What you have to do
Exactly as they appear, output all of the records. Skip any images.

— BEGIN Stored records —

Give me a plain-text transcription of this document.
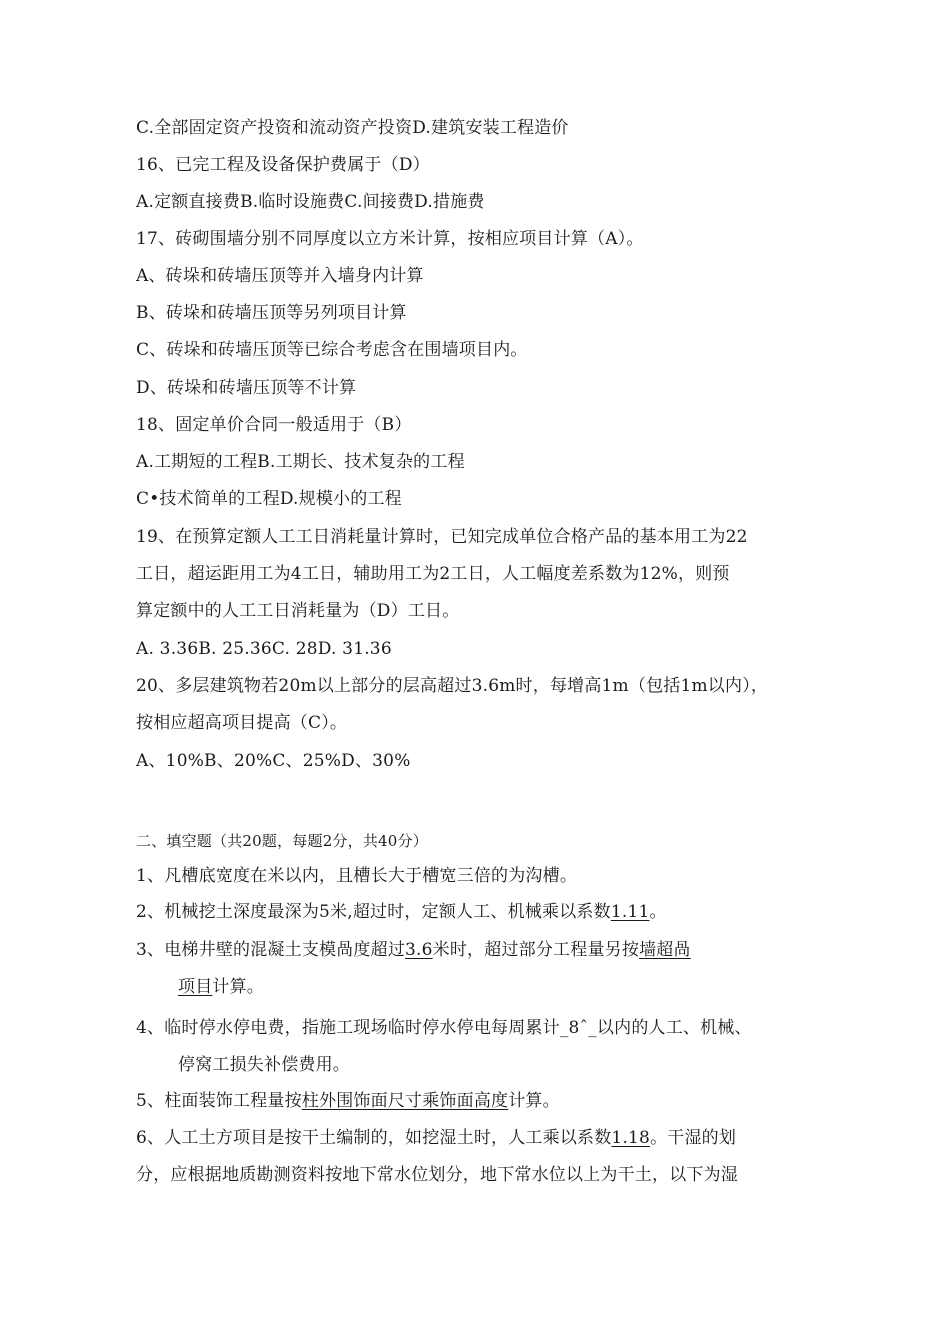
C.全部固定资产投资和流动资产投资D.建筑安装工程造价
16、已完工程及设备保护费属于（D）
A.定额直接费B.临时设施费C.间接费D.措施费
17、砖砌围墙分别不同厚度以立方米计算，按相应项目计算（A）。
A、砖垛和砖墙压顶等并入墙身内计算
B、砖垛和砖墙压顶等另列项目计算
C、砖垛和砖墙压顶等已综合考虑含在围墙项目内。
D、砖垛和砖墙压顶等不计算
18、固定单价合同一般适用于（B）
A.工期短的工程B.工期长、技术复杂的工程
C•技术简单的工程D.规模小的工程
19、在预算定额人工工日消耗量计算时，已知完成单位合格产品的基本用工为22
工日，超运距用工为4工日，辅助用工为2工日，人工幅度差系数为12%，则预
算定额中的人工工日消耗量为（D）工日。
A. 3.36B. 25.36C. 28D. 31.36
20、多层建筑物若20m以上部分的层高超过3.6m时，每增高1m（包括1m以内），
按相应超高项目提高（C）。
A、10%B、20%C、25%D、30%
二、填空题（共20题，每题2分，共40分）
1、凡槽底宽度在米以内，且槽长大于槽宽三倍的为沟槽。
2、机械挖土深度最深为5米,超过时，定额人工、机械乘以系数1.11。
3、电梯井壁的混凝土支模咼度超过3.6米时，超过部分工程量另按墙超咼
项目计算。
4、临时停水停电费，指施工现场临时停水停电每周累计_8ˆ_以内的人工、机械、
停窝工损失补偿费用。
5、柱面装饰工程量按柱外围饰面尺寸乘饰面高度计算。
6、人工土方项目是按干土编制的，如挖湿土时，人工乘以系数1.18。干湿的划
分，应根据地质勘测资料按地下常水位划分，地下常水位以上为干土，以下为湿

— END Stored records —

Solved problem
Give me a plain-text transcription of this document.
C.全部固定资产投资和流动资产投资D.建筑安装工程造价
16、已完工程及设备保护费属于（D）
A.定额直接费B.临时设施费C.间接费D.措施费
17、砖砌围墙分别不同厚度以立方米计算，按相应项目计算（A）。
A、砖垛和砖墙压顶等并入墙身内计算
B、砖垛和砖墙压顶等另列项目计算
C、砖垛和砖墙压顶等已综合考虑含在围墙项目内。
D、砖垛和砖墙压顶等不计算
18、固定单价合同一般适用于（B）
A.工期短的工程B.工期长、技术复杂的工程
C•技术简单的工程D.规模小的工程
19、在预算定额人工工日消耗量计算时，已知完成单位合格产品的基本用工为22
工日，超运距用工为4工日，辅助用工为2工日，人工幅度差系数为12%，则预
算定额中的人工工日消耗量为（D）工日。
A. 3.36B. 25.36C. 28D. 31.36
20、多层建筑物若20m以上部分的层高超过3.6m时，每增高1m（包括1m以内），
按相应超高项目提高（C）。
A、10%B、20%C、25%D、30%
二、填空题（共20题，每题2分，共40分）
1、凡槽底宽度在米以内，且槽长大于槽宽三倍的为沟槽。
2、机械挖土深度最深为5米,超过时，定额人工、机械乘以系数1.11。
3、电梯井壁的混凝土支模咼度超过3.6米时，超过部分工程量另按墙超咼
项目计算。
4、临时停水停电费，指施工现场临时停水停电每周累计_8ˆ_以内的人工、机械、
停窝工损失补偿费用。
5、柱面装饰工程量按柱外围饰面尺寸乘饰面高度计算。
6、人工土方项目是按干土编制的，如挖湿土时，人工乘以系数1.18。干湿的划
分，应根据地质勘测资料按地下常水位划分，地下常水位以上为干土，以下为湿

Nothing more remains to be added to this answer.